EXERCISE SET:
**1.** According to the Cash for Clunkers article, how many dealers across the nation took part in the program?
**2.** From the Cash for Clunkers article, output the passage between "August 24, 2010" and "few details slip.", inclusive.

GIVEN PASSAGE:

Feds: Most Cash For Clunkers Dealerships Followed The Rules

August 24, 2010
Cash for Clunkers banner with Mercury Sable, Albany, New York

Cash for Clunkers banner with Mercury Sable, Albany, New York

It seems that some Cash for Clunkers vehicles—and paperwork—have gone missing.

We knew it would happen. With hundreds of thousands of vehicles taken on trade—some in good shape and worth potentially more than their $4,500 rebate value—it’s no surprise that a few, somewhere, didn’t end up in the crusher as they were supposed to.

Now, a year after the government’s Cash for Clunkers program (or CARS, Car Allowance Rebate System) concluded, the feds are checking up on the paperwork and cracking down on those who let more than a few details slip.

And it’s not nearly as bad as it could be. According to the U.S. Department of Transportation’s Inspector General’s Office, in a report, about 3.3 percent of claims—roughly 22,000 transactions, for rebates totaling nearly $94 million—were missing key paperwork. In addition, seven of the 22 junkyards (or salvage yards, or recyclers depending on the terminology of your choice) hadn’t submitted information about destroyed vehicles to the federal NMVTIS vehicle-title database.

The U.S. government has information that, allegedly, up to two dozen vehicles had been exported. It’s quite possible that the real total is many times that, but only the black market can say.

The program allowed those trading in older, less fuel-efficient vehicles a $3,500 or $4,500 federal rebate toward a more fuel-efficient vehicle. More than 678,000 buyers took advantage of the program, through 18,915 dealers across the nation. As part of the deal, the dealerships were required to provide specific proof that the vehicles had been scrapped.

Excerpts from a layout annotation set
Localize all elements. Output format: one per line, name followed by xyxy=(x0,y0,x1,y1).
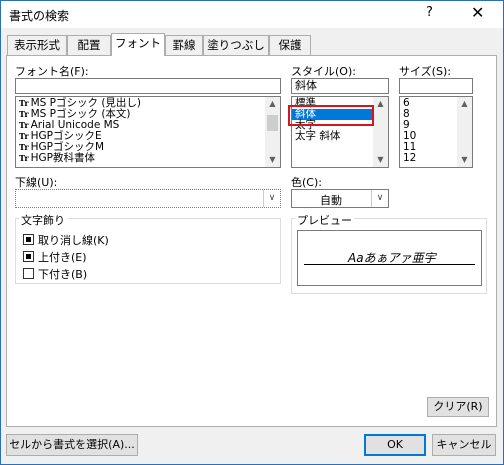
tab-font[interactable]: フォント xyxy=(111,33,165,56)
preview-sample-text: Aaあぁアァ亜宇 xyxy=(348,251,436,265)
font-name-list[interactable]: Tr MS Pゴシック (見出し) Tr MS Pゴシック (本文) Tr Arial… xyxy=(15,96,281,168)
help-button[interactable]: ? xyxy=(426,5,433,20)
style-label: スタイル(O): xyxy=(291,65,356,78)
chevron-down-icon[interactable]: ∨ xyxy=(371,190,388,207)
size-input[interactable] xyxy=(399,78,473,94)
scroll-thumb[interactable] xyxy=(267,115,278,131)
scroll-down-icon[interactable]: ▼ xyxy=(373,153,388,167)
tab-fill[interactable]: 塗りつぶし xyxy=(203,35,269,55)
cancel-button[interactable]: キャンセル xyxy=(432,434,496,456)
list-item[interactable]: Tr HGP教科書体 xyxy=(16,153,280,164)
scroll-down-icon[interactable]: ▼ xyxy=(457,153,472,167)
style-list-scrollbar[interactable]: ▲ ▼ xyxy=(373,97,388,167)
chevron-down-icon[interactable]: ∨ xyxy=(263,190,280,207)
clear-button[interactable]: クリア(R) xyxy=(427,397,489,417)
tab-number-format[interactable]: 表示形式 xyxy=(7,35,67,55)
truetype-icon: Tr xyxy=(19,109,29,119)
font-name-label: フォント名(F): xyxy=(15,65,89,78)
size-list[interactable]: 6 8 9 10 11 12 ▲ ▼ xyxy=(399,96,473,168)
scroll-up-icon[interactable]: ▲ xyxy=(265,97,280,111)
truetype-icon: Tr xyxy=(19,131,29,141)
preview-box: Aaあぁアァ亜宇 xyxy=(297,230,482,286)
tab-alignment[interactable]: 配置 xyxy=(67,35,111,55)
subscript-checkbox[interactable] xyxy=(23,268,34,279)
underline-select[interactable]: ∨ xyxy=(15,189,281,208)
color-label: 色(C): xyxy=(291,176,322,189)
preview-group-title: プレビュー xyxy=(295,212,354,228)
ok-button[interactable]: OK xyxy=(364,434,426,456)
dialog-title: 書式の検索 xyxy=(9,9,70,23)
size-label: サイズ(S): xyxy=(399,65,451,78)
highlight-box xyxy=(288,105,374,126)
scroll-up-icon[interactable]: ▲ xyxy=(457,97,472,111)
color-select[interactable]: 自動 ∨ xyxy=(291,189,389,208)
choose-format-from-cell-button[interactable]: セルから書式を選択(A)... xyxy=(6,434,138,456)
tab-protection[interactable]: 保護 xyxy=(269,35,311,55)
font-list-scrollbar[interactable]: ▲ ▼ xyxy=(265,97,280,167)
superscript-checkbox[interactable] xyxy=(23,251,34,262)
strikethrough-checkbox[interactable] xyxy=(23,234,34,245)
strikethrough-label[interactable]: 取り消し線(K) xyxy=(38,232,109,248)
truetype-icon: Tr xyxy=(19,153,29,163)
truetype-icon: Tr xyxy=(19,98,29,108)
superscript-label[interactable]: 上付き(E) xyxy=(38,249,87,265)
underline-label: 下線(U): xyxy=(15,176,58,189)
truetype-icon: Tr xyxy=(19,120,29,130)
close-icon[interactable]: ✕ xyxy=(471,3,484,22)
font-name-input[interactable] xyxy=(15,78,281,94)
subscript-label[interactable]: 下付き(B) xyxy=(38,266,87,282)
effects-group-title: 文字飾り xyxy=(19,212,67,228)
style-input[interactable]: 斜体 xyxy=(291,78,389,94)
find-format-dialog: 書式の検索 ? ✕ 表示形式 配置 フォント 罫線 塗りつぶし 保護 フォント名… xyxy=(0,0,504,465)
truetype-icon: Tr xyxy=(19,142,29,152)
title-bar: 書式の検索 ? ✕ xyxy=(1,1,503,28)
scroll-up-icon[interactable]: ▲ xyxy=(373,97,388,111)
tab-border[interactable]: 罫線 xyxy=(165,35,203,55)
scroll-down-icon[interactable]: ▼ xyxy=(265,153,280,167)
size-list-scrollbar[interactable]: ▲ ▼ xyxy=(457,97,472,167)
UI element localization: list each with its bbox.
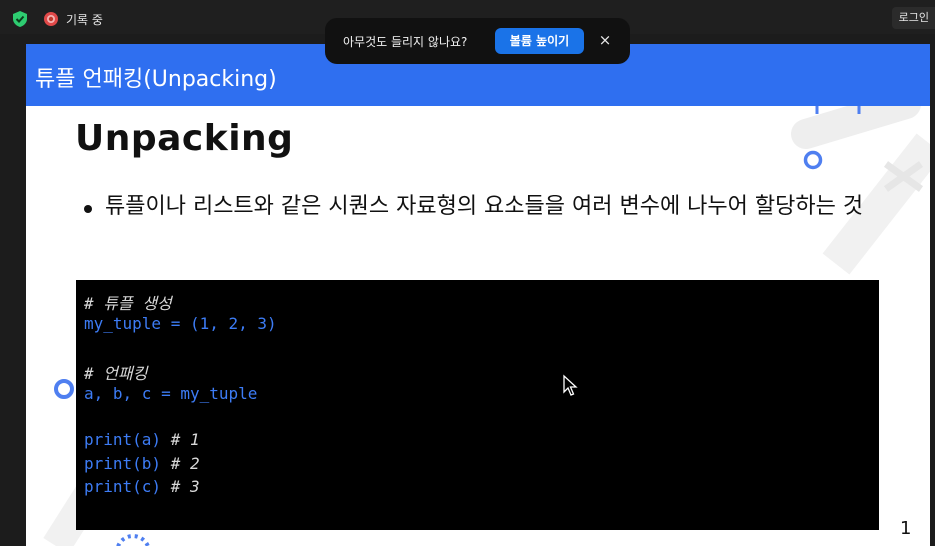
login-button[interactable]: 로그인	[891, 7, 935, 29]
code-call: print(c)	[84, 477, 162, 496]
presentation-slide: 튜플 언패킹(Unpacking) Unpacking 튜플이나 리스트와 같은…	[26, 44, 930, 546]
code-comment: # 3	[161, 477, 200, 496]
toast-message: 아무것도 들리지 않나요?	[343, 35, 468, 49]
code-call: print(b)	[84, 454, 162, 473]
code-line: print(a) # 1	[84, 430, 200, 450]
code-comment: # 언패킹	[84, 364, 148, 383]
close-icon[interactable]: ×	[597, 30, 613, 50]
shield-check-icon[interactable]	[11, 10, 29, 28]
code-line: print(b) # 2	[84, 454, 200, 474]
slide-header-title: 튜플 언패킹(Unpacking)	[35, 67, 277, 92]
code-line: my_tuple = (1, 2, 3)	[84, 314, 277, 333]
page-number: 1	[900, 518, 912, 539]
increase-volume-button[interactable]: 볼륨 높이기	[495, 28, 584, 54]
code-line: a, b, c = my_tuple	[84, 384, 258, 403]
code-comment: # 1	[161, 430, 200, 449]
slide-title: Unpacking	[75, 118, 294, 159]
recording-label: 기록 중	[66, 13, 103, 27]
bullet-dot	[84, 205, 92, 213]
code-comment: # 2	[161, 454, 200, 473]
code-comment: # 튜플 생성	[84, 294, 172, 313]
audio-notification-toast: 아무것도 들리지 않나요? 볼륨 높이기 ×	[325, 18, 630, 64]
bullet-text: 튜플이나 리스트와 같은 시퀀스 자료형의 요소들을 여러 변수에 나누어 할당…	[105, 194, 864, 219]
record-icon[interactable]	[43, 11, 59, 27]
code-line: print(c) # 3	[84, 477, 200, 497]
code-call: print(a)	[84, 430, 162, 449]
code-block: # 튜플 생성 my_tuple = (1, 2, 3) # 언패킹 a, b,…	[76, 280, 879, 530]
mouse-cursor-icon	[563, 374, 578, 396]
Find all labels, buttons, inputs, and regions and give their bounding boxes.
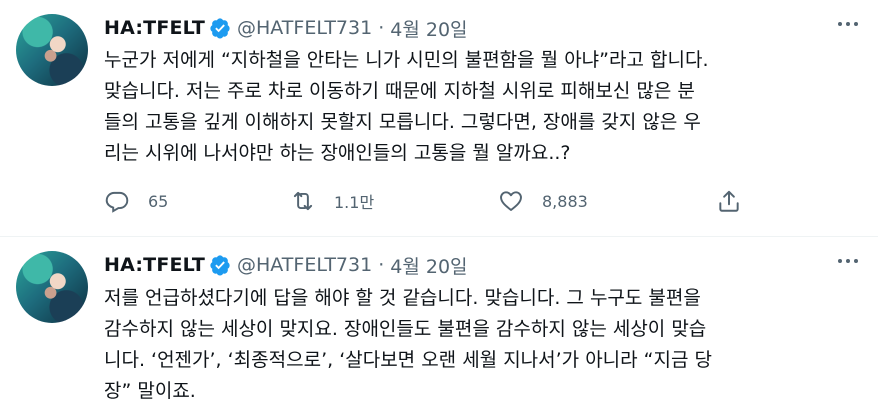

ANSWERS FOR THE TASKS:
**1.** 18,915 dealers

**2.**
August 24, 2010
Cash for Clunkers banner with Mercury Sable, Albany, New York

Cash for Clunkers banner with Mercury Sable, Albany, New York

It seems that some Cash for Clunkers vehicles—and paperwork—have gone missing.

We knew it would happen. With hundreds of thousands of vehicles taken on trade—some in good shape and worth potentially more than their $4,500 rebate value—it’s no surprise that a few, somewhere, didn’t end up in the crusher as they were supposed to.

Now, a year after the government’s Cash for Clunkers program (or CARS, Car Allowance Rebate System) concluded, the feds are checking up on the paperwork and cracking down on those who let more than a few details slip.